- **Stated task**
Return every record below exactly as written, omitting any pictures.

- **Records for this task**
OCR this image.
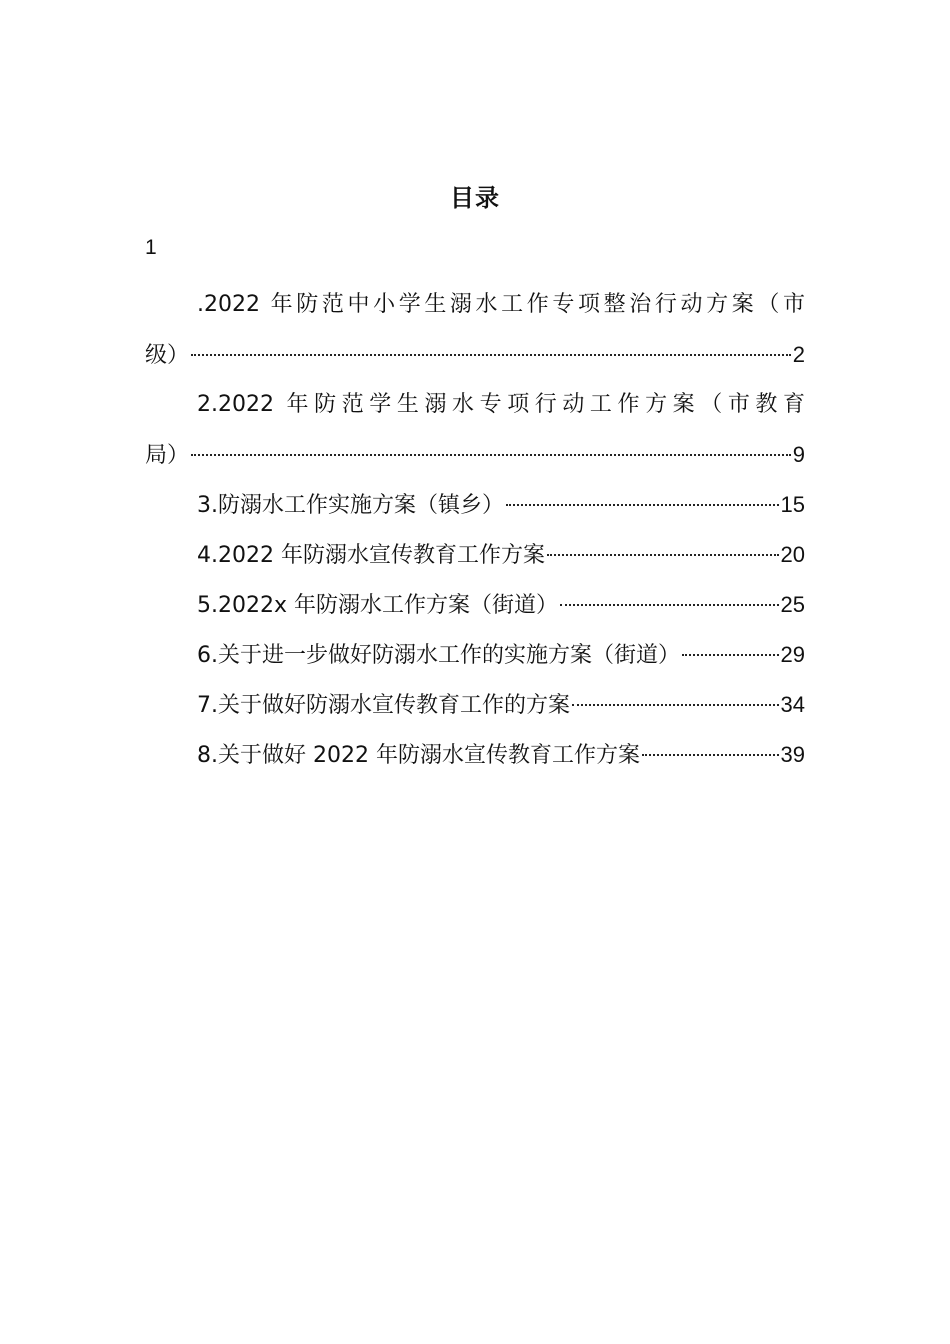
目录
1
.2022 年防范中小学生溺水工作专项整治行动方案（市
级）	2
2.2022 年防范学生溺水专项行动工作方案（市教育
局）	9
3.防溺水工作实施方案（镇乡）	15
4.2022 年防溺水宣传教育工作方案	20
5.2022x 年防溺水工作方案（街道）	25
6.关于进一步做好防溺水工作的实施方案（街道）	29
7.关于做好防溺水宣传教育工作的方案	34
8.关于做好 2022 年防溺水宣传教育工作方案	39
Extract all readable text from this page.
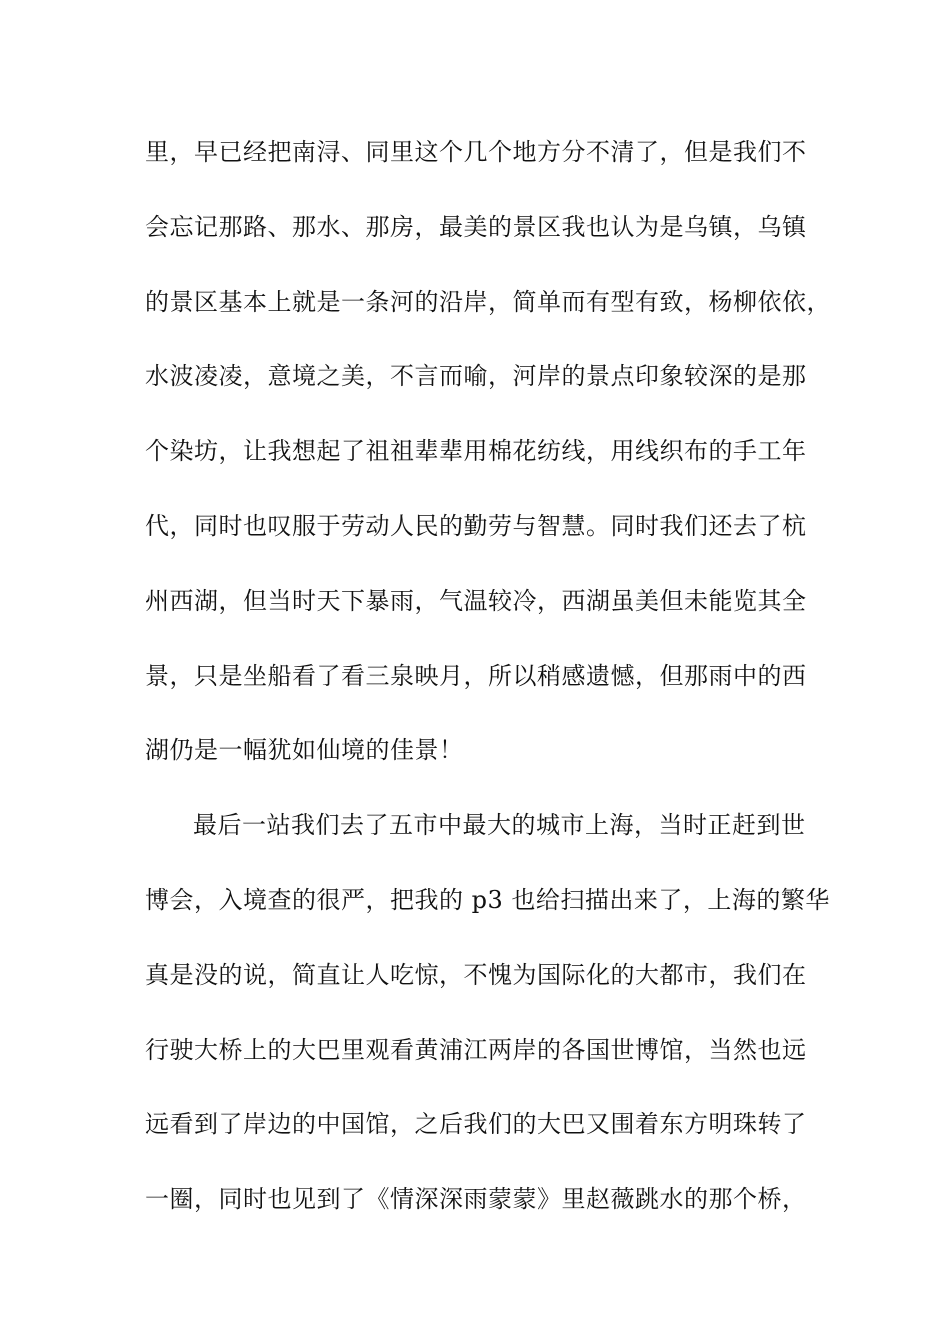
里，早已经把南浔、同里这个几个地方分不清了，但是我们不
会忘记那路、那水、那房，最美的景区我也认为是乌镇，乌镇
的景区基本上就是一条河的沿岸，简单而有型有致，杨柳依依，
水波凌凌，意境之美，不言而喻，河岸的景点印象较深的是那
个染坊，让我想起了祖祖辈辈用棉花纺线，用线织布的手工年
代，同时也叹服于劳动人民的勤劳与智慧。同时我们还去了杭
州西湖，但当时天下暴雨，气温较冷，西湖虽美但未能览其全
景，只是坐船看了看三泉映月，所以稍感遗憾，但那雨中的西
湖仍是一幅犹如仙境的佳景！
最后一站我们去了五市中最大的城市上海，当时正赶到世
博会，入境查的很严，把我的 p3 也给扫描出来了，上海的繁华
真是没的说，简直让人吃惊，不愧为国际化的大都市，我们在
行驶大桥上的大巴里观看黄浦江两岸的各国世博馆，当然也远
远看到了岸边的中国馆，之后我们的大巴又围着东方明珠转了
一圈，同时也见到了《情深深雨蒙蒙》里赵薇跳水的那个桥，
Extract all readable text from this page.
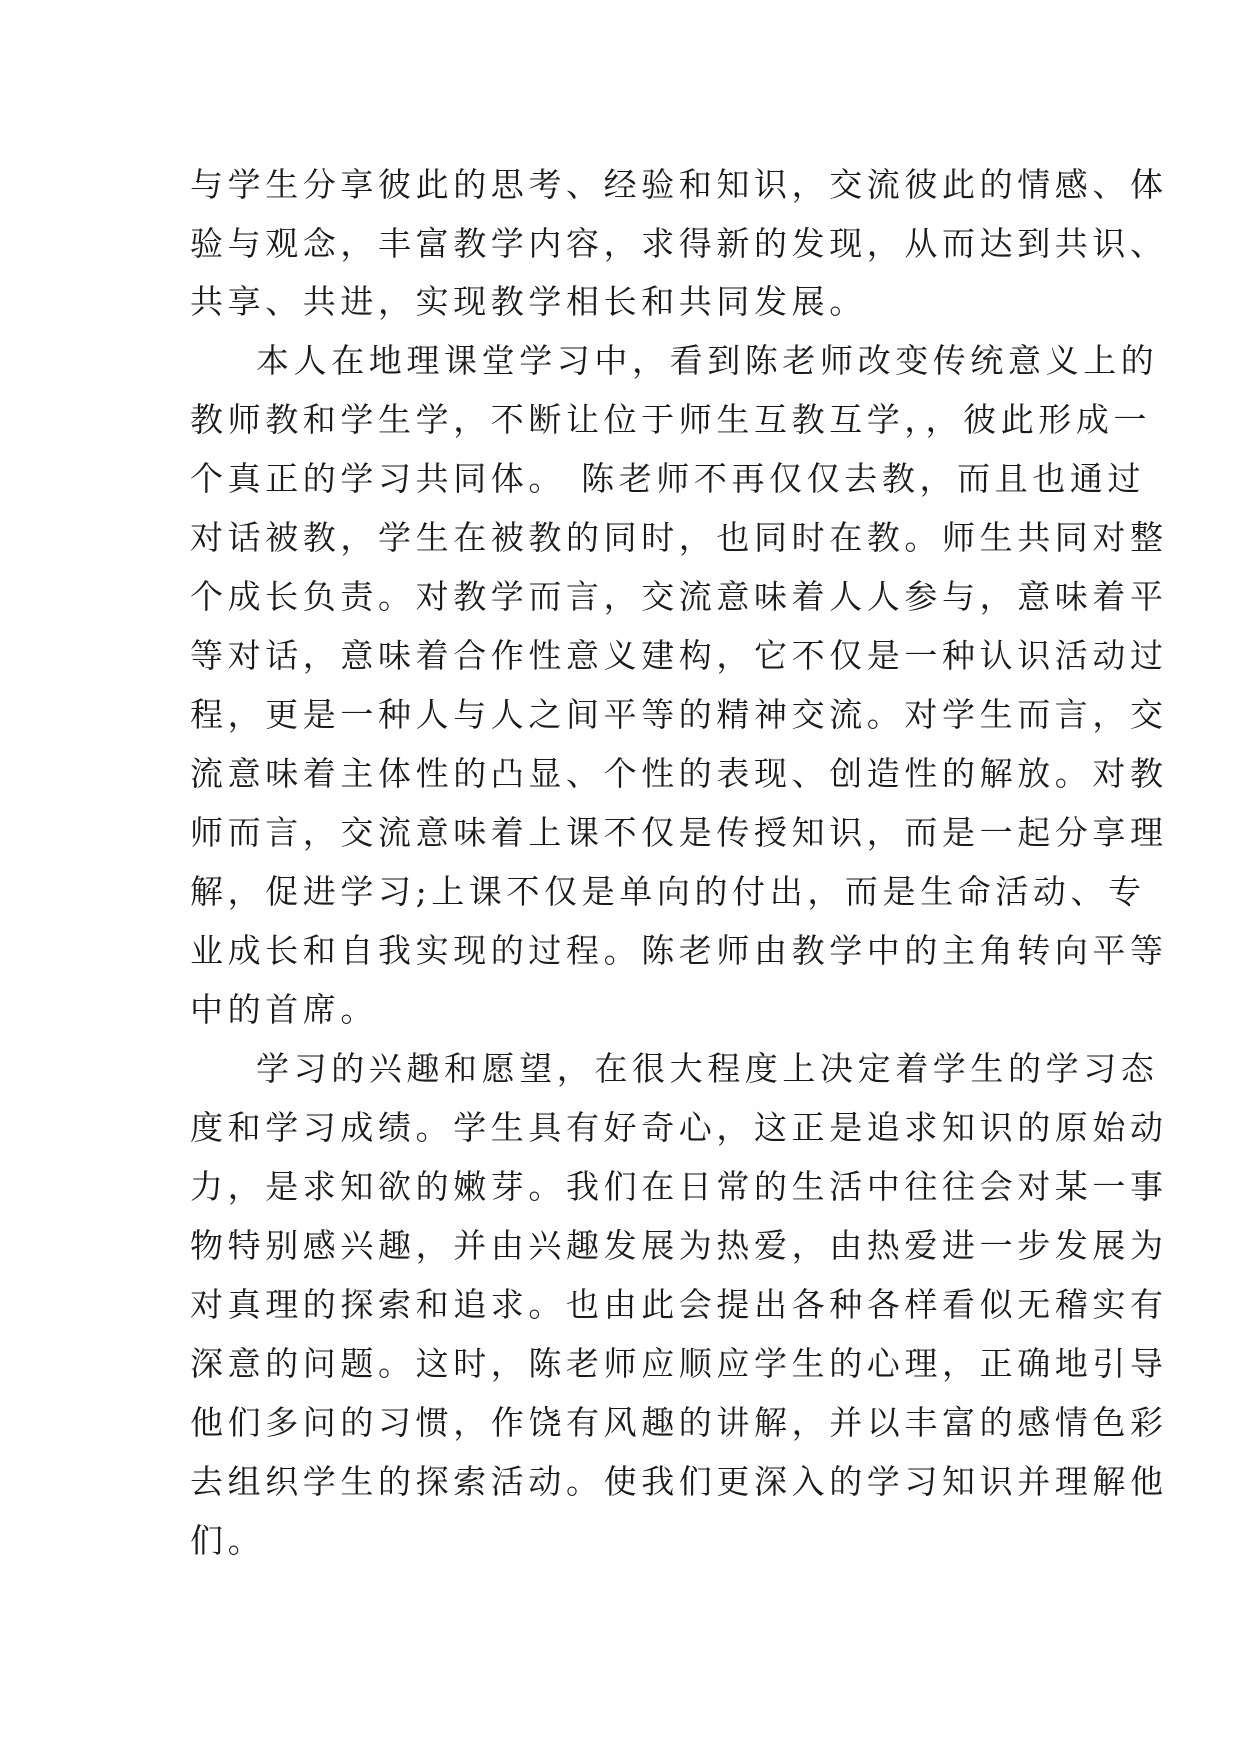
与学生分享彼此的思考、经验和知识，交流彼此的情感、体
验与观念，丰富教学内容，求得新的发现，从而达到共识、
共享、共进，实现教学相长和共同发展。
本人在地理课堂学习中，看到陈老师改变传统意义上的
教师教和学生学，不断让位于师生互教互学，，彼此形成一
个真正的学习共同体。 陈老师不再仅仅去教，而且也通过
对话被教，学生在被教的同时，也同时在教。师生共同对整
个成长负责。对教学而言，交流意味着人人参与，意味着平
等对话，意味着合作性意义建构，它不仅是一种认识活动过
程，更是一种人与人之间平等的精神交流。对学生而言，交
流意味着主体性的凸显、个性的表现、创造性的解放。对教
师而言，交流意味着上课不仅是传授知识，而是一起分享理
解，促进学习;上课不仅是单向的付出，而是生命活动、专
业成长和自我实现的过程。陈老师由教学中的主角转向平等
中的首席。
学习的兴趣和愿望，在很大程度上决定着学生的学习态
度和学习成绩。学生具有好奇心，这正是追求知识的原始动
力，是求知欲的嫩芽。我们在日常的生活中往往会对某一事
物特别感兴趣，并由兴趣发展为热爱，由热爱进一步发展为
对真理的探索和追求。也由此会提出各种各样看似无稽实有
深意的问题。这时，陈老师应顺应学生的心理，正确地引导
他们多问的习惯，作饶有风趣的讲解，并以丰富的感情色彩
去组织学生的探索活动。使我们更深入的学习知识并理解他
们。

- **Answer for this exercise**
OCR this image.
目录
1
.2022 年防范中小学生溺水工作专项整治行动方案（市
级）	2
2.2022 年防范学生溺水专项行动工作方案（市教育
局）	9
3.防溺水工作实施方案（镇乡）	15
4.2022 年防溺水宣传教育工作方案	20
5.2022x 年防溺水工作方案（街道）	25
6.关于进一步做好防溺水工作的实施方案（街道）	29
7.关于做好防溺水宣传教育工作的方案	34
8.关于做好 2022 年防溺水宣传教育工作方案	39
Extract all readable text from this page.
里，早已经把南浔、同里这个几个地方分不清了，但是我们不
会忘记那路、那水、那房，最美的景区我也认为是乌镇，乌镇
的景区基本上就是一条河的沿岸，简单而有型有致，杨柳依依，
水波凌凌，意境之美，不言而喻，河岸的景点印象较深的是那
个染坊，让我想起了祖祖辈辈用棉花纺线，用线织布的手工年
代，同时也叹服于劳动人民的勤劳与智慧。同时我们还去了杭
州西湖，但当时天下暴雨，气温较冷，西湖虽美但未能览其全
景，只是坐船看了看三泉映月，所以稍感遗憾，但那雨中的西
湖仍是一幅犹如仙境的佳景！
最后一站我们去了五市中最大的城市上海，当时正赶到世
博会，入境查的很严，把我的 p3 也给扫描出来了，上海的繁华
真是没的说，简直让人吃惊，不愧为国际化的大都市，我们在
行驶大桥上的大巴里观看黄浦江两岸的各国世博馆，当然也远
远看到了岸边的中国馆，之后我们的大巴又围着东方明珠转了
一圈，同时也见到了《情深深雨蒙蒙》里赵薇跳水的那个桥，
Extract all readable text from this page.
与学生分享彼此的思考、经验和知识，交流彼此的情感、体
验与观念，丰富教学内容，求得新的发现，从而达到共识、
共享、共进，实现教学相长和共同发展。
本人在地理课堂学习中，看到陈老师改变传统意义上的
教师教和学生学，不断让位于师生互教互学，，彼此形成一
个真正的学习共同体。 陈老师不再仅仅去教，而且也通过
对话被教，学生在被教的同时，也同时在教。师生共同对整
个成长负责。对教学而言，交流意味着人人参与，意味着平
等对话，意味着合作性意义建构，它不仅是一种认识活动过
程，更是一种人与人之间平等的精神交流。对学生而言，交
流意味着主体性的凸显、个性的表现、创造性的解放。对教
师而言，交流意味着上课不仅是传授知识，而是一起分享理
解，促进学习;上课不仅是单向的付出，而是生命活动、专
业成长和自我实现的过程。陈老师由教学中的主角转向平等
中的首席。
学习的兴趣和愿望，在很大程度上决定着学生的学习态
度和学习成绩。学生具有好奇心，这正是追求知识的原始动
力，是求知欲的嫩芽。我们在日常的生活中往往会对某一事
物特别感兴趣，并由兴趣发展为热爱，由热爱进一步发展为
对真理的探索和追求。也由此会提出各种各样看似无稽实有
深意的问题。这时，陈老师应顺应学生的心理，正确地引导
他们多问的习惯，作饶有风趣的讲解，并以丰富的感情色彩
去组织学生的探索活动。使我们更深入的学习知识并理解他
们。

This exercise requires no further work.